READING PASSAGE:
———
Short sound to indicate error

As a Skill developer if there is some error currently you generally speak some dialog, eg:

“something went wrong”
“I didn’t understand which movie you meant”
“I can’t connect to X please check your settings”
etc

Sometimes though, you don’t need a long response, you just want a way to inform the user that it didn’t succeed. Well, there’s an interesting PR to add an error sound. Currently it’s only about an error sound, however this could very easily extend to other common sounds eg success, email sent, turned on, etc.

So I was wondering how Skill authors would prefer to use this. The existing suggestions are:

  • speak_dialog(dialog, data, is_error)
  • report_error(dialog, data)
  • report_outcome(type="error", dialog, data)
0 voters

If you have deeper thoughts, please comment here or join the discussion on this PR.

More flexibility is always good in such case, to cover warnings or other types of meta information in a generic way. This probably requires some sort of additional logging backend, so that log messages are optionally not only printed to file but additionally spoken, with a sort of identifying sound or prefix for each log level type.

Related additional config options could be:

  • acoustic_log_level=NONE (default) CRITICAL ERROR WARNING …
  • acoustic_log_dialog=true|false
    When false, play notification sound only which identifies the log level, but do not speak log text.

For logs below warning this probably doesn’t make sense as Mycroft-wide logs appear faster then it is able to speak them. But having a generic backend on regular/existing logging basis is probably better after all then adding a new independent type/set of functions?
———
GIVEN RECORDS:
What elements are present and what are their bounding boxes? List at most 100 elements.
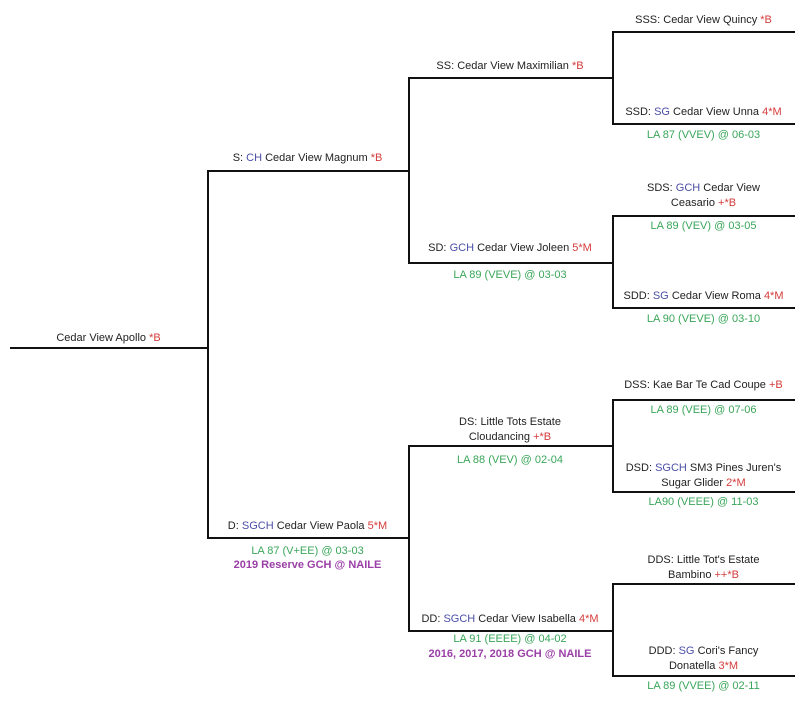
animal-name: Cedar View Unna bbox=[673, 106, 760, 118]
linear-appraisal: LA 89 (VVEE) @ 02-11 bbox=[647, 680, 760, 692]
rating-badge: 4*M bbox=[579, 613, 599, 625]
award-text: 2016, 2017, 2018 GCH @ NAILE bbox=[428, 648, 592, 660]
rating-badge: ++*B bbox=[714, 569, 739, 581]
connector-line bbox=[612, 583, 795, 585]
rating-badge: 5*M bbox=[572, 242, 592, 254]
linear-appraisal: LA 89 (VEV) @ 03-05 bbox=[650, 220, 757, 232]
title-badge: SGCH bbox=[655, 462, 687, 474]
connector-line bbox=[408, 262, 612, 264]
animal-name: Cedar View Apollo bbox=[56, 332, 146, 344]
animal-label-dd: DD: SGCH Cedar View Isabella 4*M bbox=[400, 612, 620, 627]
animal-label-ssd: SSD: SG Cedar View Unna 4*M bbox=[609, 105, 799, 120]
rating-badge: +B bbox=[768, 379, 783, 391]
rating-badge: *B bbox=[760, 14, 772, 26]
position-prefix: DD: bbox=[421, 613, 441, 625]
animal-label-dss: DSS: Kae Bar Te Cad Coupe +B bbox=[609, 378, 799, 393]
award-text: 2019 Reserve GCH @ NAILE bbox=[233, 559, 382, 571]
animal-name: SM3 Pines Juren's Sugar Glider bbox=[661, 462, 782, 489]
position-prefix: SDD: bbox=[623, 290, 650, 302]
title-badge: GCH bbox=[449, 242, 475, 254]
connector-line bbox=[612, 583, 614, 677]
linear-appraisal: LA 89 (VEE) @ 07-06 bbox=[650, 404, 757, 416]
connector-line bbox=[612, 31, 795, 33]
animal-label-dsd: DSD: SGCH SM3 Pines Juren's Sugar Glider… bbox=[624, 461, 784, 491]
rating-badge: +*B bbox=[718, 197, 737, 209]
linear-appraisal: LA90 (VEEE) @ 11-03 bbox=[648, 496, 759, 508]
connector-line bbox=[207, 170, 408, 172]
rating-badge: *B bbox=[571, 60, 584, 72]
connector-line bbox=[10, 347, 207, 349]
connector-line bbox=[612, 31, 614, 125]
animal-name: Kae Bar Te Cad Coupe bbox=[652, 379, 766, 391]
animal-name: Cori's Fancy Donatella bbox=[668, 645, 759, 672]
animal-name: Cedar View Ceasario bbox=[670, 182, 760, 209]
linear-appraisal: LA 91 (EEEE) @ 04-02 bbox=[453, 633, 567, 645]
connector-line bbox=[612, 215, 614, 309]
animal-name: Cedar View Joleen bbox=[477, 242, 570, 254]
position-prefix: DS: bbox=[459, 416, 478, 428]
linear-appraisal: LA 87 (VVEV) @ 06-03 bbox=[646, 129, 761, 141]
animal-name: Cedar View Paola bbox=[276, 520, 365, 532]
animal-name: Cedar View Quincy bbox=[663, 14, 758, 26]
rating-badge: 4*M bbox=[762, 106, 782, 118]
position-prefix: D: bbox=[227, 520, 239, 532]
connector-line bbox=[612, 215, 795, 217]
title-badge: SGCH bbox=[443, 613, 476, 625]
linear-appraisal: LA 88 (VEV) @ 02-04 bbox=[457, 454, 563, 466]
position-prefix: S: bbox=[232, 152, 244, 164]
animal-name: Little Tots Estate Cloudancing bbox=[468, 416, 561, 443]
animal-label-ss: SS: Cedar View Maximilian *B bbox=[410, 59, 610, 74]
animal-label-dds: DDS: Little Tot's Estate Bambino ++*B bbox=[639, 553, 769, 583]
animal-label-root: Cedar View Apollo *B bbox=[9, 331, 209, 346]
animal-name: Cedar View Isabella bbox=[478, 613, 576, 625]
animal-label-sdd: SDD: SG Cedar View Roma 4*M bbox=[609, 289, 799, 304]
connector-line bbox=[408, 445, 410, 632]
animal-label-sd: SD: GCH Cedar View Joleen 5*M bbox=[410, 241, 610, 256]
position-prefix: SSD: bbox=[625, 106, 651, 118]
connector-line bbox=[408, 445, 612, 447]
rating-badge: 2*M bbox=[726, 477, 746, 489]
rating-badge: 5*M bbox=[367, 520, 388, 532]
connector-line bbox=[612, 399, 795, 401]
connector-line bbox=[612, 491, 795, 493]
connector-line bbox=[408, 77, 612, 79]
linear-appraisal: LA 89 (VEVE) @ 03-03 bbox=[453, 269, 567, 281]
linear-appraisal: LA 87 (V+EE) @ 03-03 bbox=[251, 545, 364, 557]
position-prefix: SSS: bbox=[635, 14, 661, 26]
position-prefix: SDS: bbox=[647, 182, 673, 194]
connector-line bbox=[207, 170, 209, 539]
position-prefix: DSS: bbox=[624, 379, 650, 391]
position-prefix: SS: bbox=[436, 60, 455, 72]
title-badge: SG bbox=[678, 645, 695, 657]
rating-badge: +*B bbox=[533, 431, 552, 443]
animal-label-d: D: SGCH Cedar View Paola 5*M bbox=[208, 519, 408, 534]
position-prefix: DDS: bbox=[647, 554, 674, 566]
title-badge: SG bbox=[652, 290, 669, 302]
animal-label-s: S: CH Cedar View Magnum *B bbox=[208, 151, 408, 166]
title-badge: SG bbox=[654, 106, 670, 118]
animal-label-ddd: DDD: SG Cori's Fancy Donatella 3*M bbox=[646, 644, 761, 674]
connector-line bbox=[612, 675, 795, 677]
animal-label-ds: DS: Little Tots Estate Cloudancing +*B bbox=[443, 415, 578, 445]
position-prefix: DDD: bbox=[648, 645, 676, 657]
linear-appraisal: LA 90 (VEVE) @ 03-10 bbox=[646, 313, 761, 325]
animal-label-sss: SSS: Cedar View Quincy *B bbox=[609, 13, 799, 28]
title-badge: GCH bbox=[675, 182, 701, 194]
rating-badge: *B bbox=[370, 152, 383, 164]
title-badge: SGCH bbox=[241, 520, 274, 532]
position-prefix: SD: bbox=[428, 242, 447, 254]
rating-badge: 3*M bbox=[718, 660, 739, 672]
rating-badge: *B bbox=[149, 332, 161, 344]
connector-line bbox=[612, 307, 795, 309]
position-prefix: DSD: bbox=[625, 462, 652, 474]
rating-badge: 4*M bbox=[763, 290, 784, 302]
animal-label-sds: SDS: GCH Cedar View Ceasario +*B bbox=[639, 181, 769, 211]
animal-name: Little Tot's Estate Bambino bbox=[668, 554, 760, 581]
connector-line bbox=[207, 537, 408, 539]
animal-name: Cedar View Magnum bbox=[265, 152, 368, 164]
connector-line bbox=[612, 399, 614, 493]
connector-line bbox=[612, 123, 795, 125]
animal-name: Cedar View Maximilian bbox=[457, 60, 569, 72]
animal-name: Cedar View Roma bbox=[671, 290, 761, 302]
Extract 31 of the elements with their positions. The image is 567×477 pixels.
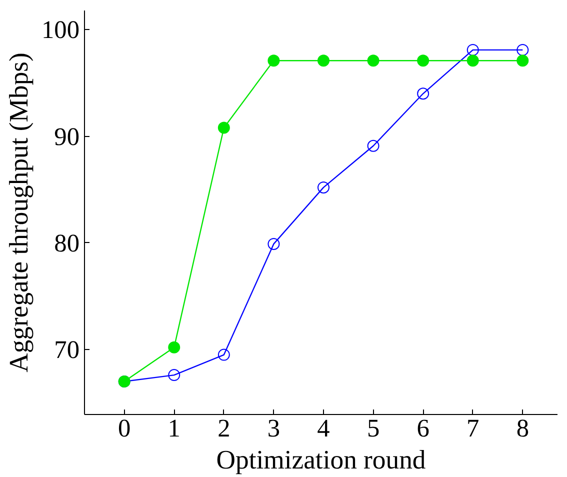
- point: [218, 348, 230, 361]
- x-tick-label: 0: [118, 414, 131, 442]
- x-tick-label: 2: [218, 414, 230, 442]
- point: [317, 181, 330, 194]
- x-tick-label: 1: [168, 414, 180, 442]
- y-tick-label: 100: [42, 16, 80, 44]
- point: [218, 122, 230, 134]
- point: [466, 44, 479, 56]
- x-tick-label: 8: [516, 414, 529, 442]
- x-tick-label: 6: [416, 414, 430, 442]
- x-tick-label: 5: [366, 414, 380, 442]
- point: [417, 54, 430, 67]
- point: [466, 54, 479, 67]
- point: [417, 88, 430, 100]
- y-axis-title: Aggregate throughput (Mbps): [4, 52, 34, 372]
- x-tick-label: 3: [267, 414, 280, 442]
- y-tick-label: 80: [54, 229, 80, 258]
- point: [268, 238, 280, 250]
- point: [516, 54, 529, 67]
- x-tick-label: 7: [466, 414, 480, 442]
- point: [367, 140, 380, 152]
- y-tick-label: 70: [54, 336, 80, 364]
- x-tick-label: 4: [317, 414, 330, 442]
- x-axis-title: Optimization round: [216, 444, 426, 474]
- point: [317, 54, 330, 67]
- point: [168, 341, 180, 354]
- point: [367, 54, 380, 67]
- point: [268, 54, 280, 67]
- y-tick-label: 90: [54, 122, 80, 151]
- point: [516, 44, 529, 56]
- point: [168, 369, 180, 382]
———
YOUR TASK:
Continue the forum discussion about a short error sound for skills, starting after its last sentence. The material isn't needed.

EXPECTED ANSWER:
Ah, I think when it’s disabled by default, it somehow breaks the idea to allow forcing the acoustic output by app developers? :thinking:
Although something informative like “I didn’t understand which movie you meant” is probably even better to have as gracefully “handled” regular answer, while errors are best to reserve for unforeseen issues, especially internal code errors, due to kernel/hardware-level, access issues and what not, that is not only due to an invalid question or non-accessible remote resource.

Another issue: Those python error traces can be very long and impossible to reasonably “speak”, so that would need to be excluded anyway… okay not as simple on the second thought.

Both as a Skill Developer and as a potential User, my first impulse is to make the presence or absence of a semaphorical sound (semaphone? phonosemaphore?) a user configurable option. I.e., home.mycroft.ai device configuration page would offer switches or radio controls to enable or disable (or perhaps conditionally enable) that behavior, per device. So I think the most consistent option would actually be a mix of first and third option: kind of an optional semantic tag (which later on could have a few other values other than error), but attached to the already established speak_dialog method (i.e., speak_dialog(dialog, data, type=“error”) ).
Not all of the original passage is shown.